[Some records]
+++++

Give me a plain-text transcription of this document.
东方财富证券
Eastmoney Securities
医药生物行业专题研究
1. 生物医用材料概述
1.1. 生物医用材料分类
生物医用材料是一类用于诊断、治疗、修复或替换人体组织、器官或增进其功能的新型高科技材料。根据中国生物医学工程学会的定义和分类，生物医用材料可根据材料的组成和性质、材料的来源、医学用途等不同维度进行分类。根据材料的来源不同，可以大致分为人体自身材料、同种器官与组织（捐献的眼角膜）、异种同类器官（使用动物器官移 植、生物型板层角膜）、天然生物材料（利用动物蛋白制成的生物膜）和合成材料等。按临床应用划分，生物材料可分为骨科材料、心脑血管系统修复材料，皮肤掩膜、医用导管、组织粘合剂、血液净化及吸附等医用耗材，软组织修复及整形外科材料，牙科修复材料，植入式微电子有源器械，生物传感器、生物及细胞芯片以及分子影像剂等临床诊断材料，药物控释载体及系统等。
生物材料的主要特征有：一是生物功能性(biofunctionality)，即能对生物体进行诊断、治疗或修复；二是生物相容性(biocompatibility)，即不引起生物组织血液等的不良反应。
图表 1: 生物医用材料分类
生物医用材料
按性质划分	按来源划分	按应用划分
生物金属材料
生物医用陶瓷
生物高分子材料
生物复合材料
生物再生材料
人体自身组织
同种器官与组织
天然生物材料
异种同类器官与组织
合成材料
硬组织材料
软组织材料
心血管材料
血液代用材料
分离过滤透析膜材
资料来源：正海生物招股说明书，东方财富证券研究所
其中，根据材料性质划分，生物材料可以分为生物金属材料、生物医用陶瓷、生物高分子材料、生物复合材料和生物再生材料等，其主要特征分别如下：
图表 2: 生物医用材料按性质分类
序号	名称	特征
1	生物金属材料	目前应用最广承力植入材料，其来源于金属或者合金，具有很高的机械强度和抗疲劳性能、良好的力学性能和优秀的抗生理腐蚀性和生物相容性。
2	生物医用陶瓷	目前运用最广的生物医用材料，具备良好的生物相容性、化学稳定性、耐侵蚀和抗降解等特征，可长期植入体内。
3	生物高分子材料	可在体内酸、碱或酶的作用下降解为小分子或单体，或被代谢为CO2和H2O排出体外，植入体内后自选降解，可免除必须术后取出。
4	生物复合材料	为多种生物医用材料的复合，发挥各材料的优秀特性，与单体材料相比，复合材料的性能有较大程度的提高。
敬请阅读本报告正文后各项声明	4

+++++

#### [What to do]
Write out every record verbatim.

#### [Response]
Give me a plain-text transcription of this document.
东方财富证券
Eastmoney Securities
医药生物行业专题研究
1. 生物医用材料概述
1.1. 生物医用材料分类
生物医用材料是一类用于诊断、治疗、修复或替换人体组织、器官或增进其功能的新型高科技材料。根据中国生物医学工程学会的定义和分类，生物医用材料可根据材料的组成和性质、材料的来源、医学用途等不同维度进行分类。根据材料的来源不同，可以大致分为人体自身材料、同种器官与组织（捐献的眼角膜）、异种同类器官（使用动物器官移 植、生物型板层角膜）、天然生物材料（利用动物蛋白制成的生物膜）和合成材料等。按临床应用划分，生物材料可分为骨科材料、心脑血管系统修复材料，皮肤掩膜、医用导管、组织粘合剂、血液净化及吸附等医用耗材，软组织修复及整形外科材料，牙科修复材料，植入式微电子有源器械，生物传感器、生物及细胞芯片以及分子影像剂等临床诊断材料，药物控释载体及系统等。
生物材料的主要特征有：一是生物功能性(biofunctionality)，即能对生物体进行诊断、治疗或修复；二是生物相容性(biocompatibility)，即不引起生物组织血液等的不良反应。
图表 1: 生物医用材料分类
生物医用材料
按性质划分	按来源划分	按应用划分
生物金属材料
生物医用陶瓷
生物高分子材料
生物复合材料
生物再生材料
人体自身组织
同种器官与组织
天然生物材料
异种同类器官与组织
合成材料
硬组织材料
软组织材料
心血管材料
血液代用材料
分离过滤透析膜材
资料来源：正海生物招股说明书，东方财富证券研究所
其中，根据材料性质划分，生物材料可以分为生物金属材料、生物医用陶瓷、生物高分子材料、生物复合材料和生物再生材料等，其主要特征分别如下：
图表 2: 生物医用材料按性质分类
序号	名称	特征
1	生物金属材料	目前应用最广承力植入材料，其来源于金属或者合金，具有很高的机械强度和抗疲劳性能、良好的力学性能和优秀的抗生理腐蚀性和生物相容性。
2	生物医用陶瓷	目前运用最广的生物医用材料，具备良好的生物相容性、化学稳定性、耐侵蚀和抗降解等特征，可长期植入体内。
3	生物高分子材料	可在体内酸、碱或酶的作用下降解为小分子或单体，或被代谢为CO2和H2O排出体外，植入体内后自选降解，可免除必须术后取出。
4	生物复合材料	为多种生物医用材料的复合，发挥各材料的优秀特性，与单体材料相比，复合材料的性能有较大程度的提高。
敬请阅读本报告正文后各项声明	4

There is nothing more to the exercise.